_EXTRACTED ENTRIES:_

■ ■ ■ ■ ■ ■ ■

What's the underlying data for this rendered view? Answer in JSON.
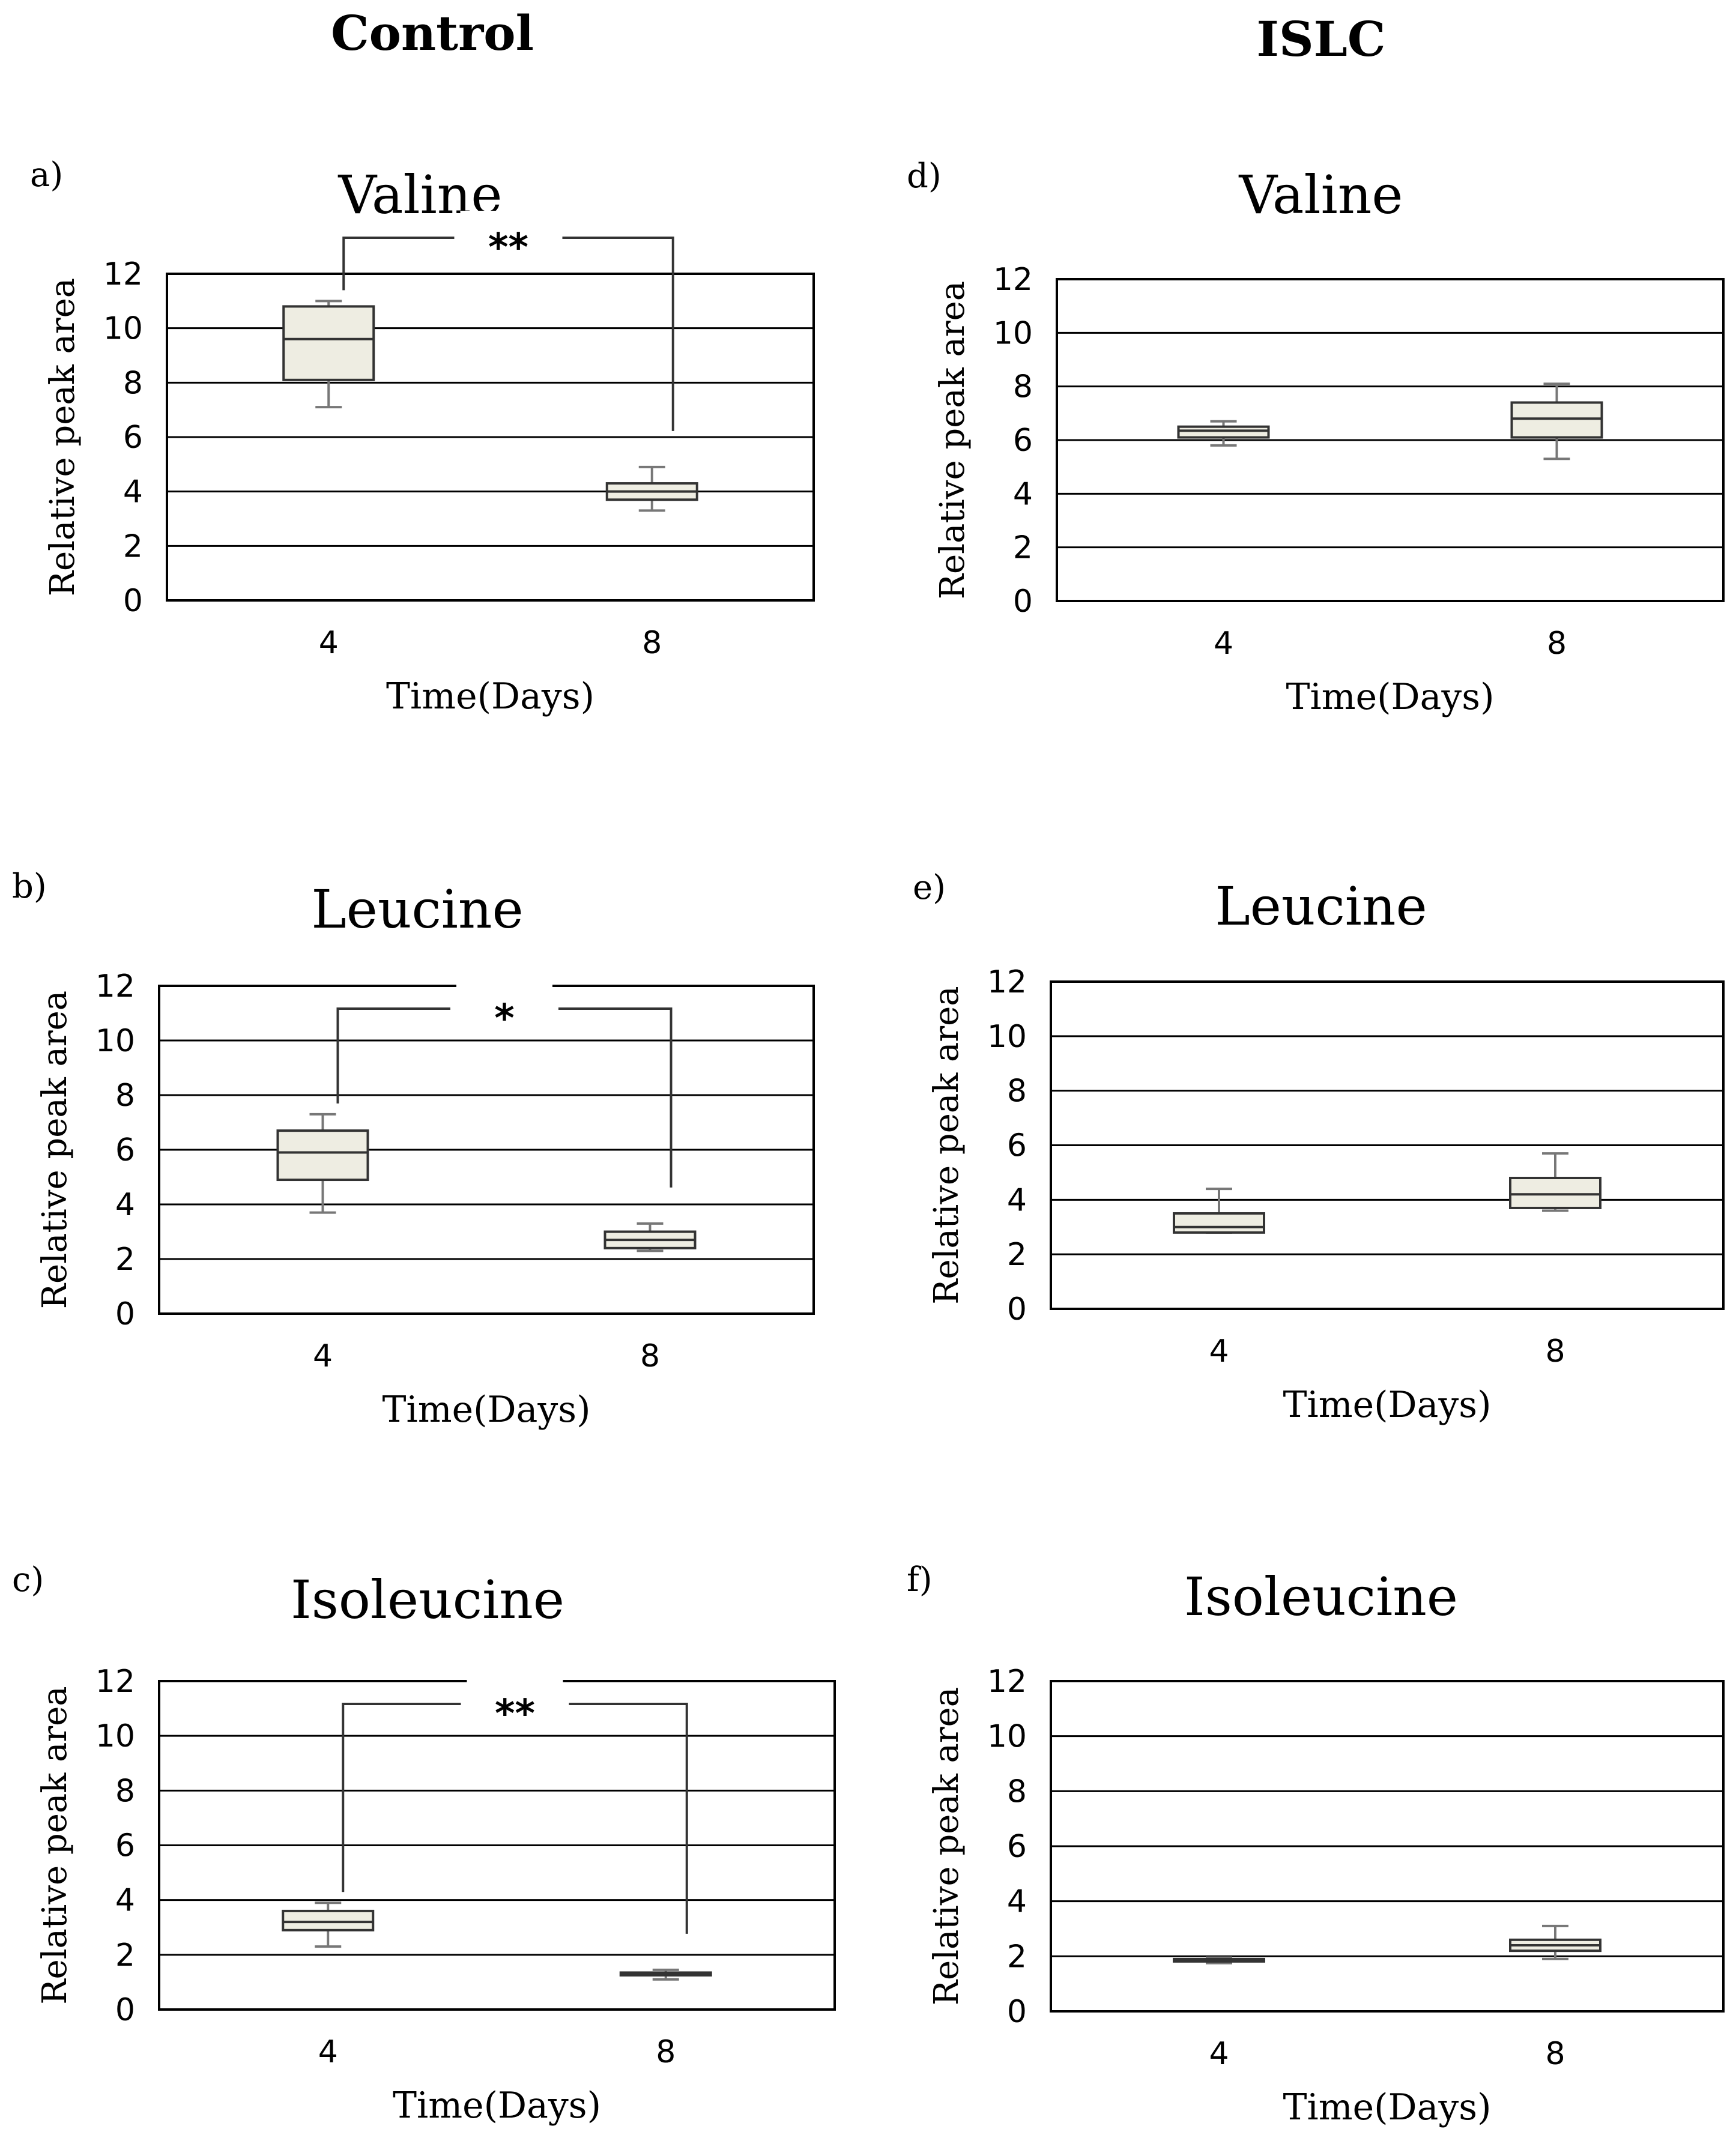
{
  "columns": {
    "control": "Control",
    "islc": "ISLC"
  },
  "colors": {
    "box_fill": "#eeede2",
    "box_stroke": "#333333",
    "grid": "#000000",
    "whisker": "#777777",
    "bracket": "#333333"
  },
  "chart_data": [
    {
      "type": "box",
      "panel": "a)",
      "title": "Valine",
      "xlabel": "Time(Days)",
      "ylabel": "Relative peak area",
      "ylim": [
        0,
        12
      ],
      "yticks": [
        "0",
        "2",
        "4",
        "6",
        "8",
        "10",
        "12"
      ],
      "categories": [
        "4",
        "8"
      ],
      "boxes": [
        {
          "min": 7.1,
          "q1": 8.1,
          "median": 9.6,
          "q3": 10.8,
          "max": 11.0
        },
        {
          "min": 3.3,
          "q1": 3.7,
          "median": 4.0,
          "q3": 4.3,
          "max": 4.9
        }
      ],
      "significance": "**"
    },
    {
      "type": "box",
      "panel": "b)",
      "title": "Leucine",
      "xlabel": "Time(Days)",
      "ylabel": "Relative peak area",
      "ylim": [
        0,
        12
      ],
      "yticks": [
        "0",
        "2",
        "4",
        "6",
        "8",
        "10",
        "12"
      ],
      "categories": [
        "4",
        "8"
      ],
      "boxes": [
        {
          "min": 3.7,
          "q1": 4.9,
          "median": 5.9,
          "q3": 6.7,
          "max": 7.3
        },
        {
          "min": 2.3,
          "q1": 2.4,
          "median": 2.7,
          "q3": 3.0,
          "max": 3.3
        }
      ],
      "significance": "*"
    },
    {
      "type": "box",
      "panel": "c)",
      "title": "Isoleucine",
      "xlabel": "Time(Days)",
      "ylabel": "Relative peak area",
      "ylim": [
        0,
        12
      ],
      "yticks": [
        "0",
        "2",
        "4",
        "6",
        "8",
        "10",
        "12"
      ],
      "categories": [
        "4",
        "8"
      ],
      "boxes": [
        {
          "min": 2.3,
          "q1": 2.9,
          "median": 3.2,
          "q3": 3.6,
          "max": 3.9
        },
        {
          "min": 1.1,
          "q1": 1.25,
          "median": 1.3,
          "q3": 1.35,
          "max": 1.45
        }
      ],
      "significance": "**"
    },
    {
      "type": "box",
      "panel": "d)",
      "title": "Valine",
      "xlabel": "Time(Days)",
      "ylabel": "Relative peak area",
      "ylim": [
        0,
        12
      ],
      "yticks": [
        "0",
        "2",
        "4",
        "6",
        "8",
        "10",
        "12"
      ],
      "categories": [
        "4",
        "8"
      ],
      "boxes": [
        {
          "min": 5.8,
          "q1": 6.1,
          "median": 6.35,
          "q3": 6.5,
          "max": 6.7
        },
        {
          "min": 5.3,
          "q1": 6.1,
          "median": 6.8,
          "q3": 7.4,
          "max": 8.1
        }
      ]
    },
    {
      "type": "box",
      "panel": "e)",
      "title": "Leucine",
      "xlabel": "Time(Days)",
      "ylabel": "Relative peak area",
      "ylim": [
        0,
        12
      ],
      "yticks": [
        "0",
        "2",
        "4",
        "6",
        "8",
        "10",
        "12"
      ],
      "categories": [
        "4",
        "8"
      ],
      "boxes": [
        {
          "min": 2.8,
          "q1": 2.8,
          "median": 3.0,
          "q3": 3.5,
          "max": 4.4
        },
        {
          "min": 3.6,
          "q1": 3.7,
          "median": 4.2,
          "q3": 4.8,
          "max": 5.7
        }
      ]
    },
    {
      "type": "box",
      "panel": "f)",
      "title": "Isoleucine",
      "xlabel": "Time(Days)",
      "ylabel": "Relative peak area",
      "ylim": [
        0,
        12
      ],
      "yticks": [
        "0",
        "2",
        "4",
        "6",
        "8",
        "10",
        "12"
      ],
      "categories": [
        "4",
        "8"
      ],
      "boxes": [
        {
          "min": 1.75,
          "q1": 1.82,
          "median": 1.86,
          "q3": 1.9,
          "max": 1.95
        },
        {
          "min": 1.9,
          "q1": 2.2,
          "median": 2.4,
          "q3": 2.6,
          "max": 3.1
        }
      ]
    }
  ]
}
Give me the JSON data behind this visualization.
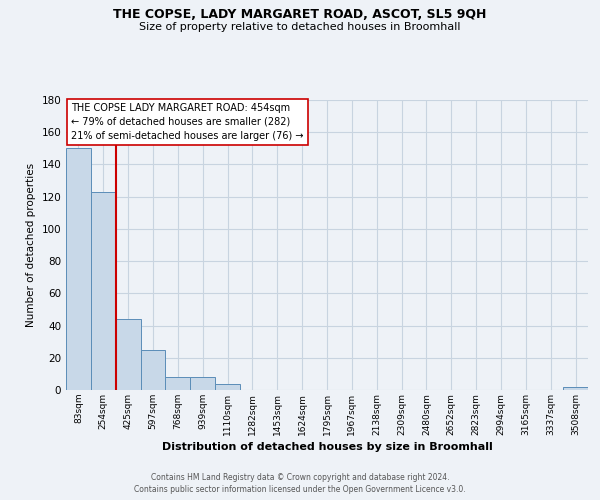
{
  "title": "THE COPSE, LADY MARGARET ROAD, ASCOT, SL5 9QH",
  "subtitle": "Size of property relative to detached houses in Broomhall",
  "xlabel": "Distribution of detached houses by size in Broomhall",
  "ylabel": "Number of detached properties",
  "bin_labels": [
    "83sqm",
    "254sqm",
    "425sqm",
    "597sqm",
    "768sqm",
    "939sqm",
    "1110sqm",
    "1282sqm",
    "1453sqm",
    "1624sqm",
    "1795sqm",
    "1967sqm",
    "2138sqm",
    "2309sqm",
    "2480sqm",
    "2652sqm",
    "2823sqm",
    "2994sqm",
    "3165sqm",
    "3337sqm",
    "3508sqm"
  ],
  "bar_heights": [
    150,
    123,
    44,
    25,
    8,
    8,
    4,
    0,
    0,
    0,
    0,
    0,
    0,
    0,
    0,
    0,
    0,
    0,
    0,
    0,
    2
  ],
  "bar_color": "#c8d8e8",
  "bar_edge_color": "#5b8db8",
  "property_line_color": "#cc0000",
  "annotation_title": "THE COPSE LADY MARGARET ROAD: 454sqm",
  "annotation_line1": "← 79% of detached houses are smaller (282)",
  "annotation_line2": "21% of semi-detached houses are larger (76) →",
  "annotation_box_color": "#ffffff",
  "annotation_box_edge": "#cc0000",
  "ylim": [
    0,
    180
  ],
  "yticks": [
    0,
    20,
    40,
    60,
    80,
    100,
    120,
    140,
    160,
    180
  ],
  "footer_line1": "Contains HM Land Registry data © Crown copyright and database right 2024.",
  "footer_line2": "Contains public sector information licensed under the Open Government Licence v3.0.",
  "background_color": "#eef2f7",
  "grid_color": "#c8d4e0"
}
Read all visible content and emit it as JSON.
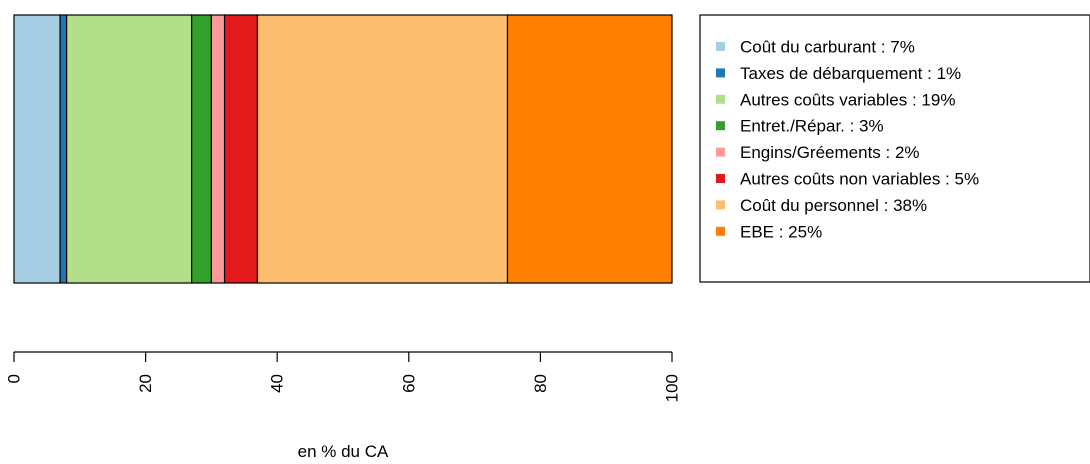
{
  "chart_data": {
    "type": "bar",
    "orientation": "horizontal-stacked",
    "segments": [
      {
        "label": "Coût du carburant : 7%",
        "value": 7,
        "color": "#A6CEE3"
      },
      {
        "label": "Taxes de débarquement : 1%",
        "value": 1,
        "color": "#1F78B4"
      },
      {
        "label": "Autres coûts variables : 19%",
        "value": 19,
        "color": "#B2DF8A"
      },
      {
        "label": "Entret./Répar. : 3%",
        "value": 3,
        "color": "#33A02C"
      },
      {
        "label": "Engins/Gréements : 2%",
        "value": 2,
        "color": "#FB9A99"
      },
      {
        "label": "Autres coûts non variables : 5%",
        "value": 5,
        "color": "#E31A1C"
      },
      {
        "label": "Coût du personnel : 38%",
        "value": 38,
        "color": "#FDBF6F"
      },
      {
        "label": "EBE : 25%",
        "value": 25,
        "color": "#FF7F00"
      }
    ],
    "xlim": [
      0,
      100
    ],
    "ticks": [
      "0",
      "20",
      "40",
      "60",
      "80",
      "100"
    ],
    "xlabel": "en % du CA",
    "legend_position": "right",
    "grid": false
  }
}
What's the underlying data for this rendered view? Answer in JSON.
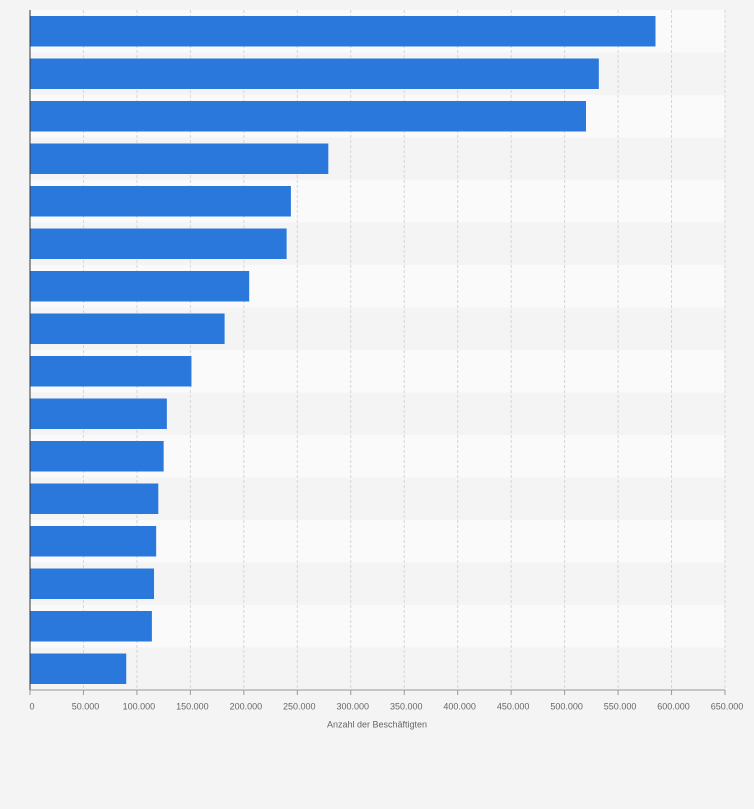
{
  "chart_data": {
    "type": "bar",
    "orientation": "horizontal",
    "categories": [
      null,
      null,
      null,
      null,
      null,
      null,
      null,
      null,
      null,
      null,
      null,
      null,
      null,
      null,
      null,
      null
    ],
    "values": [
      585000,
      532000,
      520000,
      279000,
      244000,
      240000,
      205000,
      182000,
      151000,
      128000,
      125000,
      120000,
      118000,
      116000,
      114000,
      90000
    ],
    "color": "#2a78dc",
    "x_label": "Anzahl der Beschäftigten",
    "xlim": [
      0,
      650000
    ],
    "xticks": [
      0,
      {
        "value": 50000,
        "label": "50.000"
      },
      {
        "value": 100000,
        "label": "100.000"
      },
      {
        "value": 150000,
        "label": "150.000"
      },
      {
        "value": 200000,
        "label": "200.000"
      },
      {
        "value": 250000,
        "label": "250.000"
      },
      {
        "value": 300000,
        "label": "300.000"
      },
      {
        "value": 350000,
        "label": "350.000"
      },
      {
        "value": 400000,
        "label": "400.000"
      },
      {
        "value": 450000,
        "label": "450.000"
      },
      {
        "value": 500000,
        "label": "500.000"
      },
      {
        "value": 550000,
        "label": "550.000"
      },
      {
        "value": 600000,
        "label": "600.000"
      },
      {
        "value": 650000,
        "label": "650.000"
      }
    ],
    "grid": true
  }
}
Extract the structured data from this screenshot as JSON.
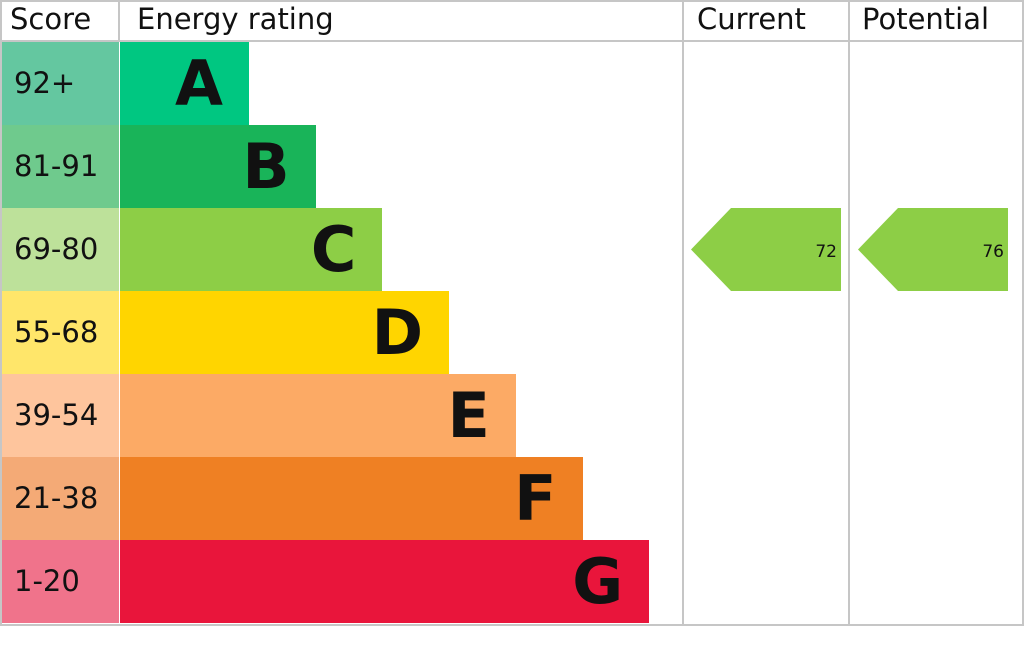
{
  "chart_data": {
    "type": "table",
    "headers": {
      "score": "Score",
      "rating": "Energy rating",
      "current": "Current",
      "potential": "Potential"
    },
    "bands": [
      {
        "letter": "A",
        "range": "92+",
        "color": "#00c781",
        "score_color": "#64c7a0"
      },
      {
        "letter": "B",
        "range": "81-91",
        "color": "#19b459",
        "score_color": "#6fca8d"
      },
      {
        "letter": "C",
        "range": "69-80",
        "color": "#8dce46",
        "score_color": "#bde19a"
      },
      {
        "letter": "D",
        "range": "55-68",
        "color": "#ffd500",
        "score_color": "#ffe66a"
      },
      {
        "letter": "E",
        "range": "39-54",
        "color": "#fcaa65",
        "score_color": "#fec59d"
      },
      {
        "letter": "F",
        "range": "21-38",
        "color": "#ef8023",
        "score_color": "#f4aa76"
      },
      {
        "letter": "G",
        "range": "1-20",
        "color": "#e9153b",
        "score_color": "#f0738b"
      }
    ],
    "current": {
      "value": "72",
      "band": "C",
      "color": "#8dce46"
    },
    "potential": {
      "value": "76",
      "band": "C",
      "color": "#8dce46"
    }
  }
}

■ ■ ■ ■ ■ ■ ■

_THE PROBLEM:_ Copy every line of the listing that includes the string "Autres".

_FULL ANSWER:_
        "label": "Autres coûts variables : 19%",
        "label": "Autres coûts non variables : 5%",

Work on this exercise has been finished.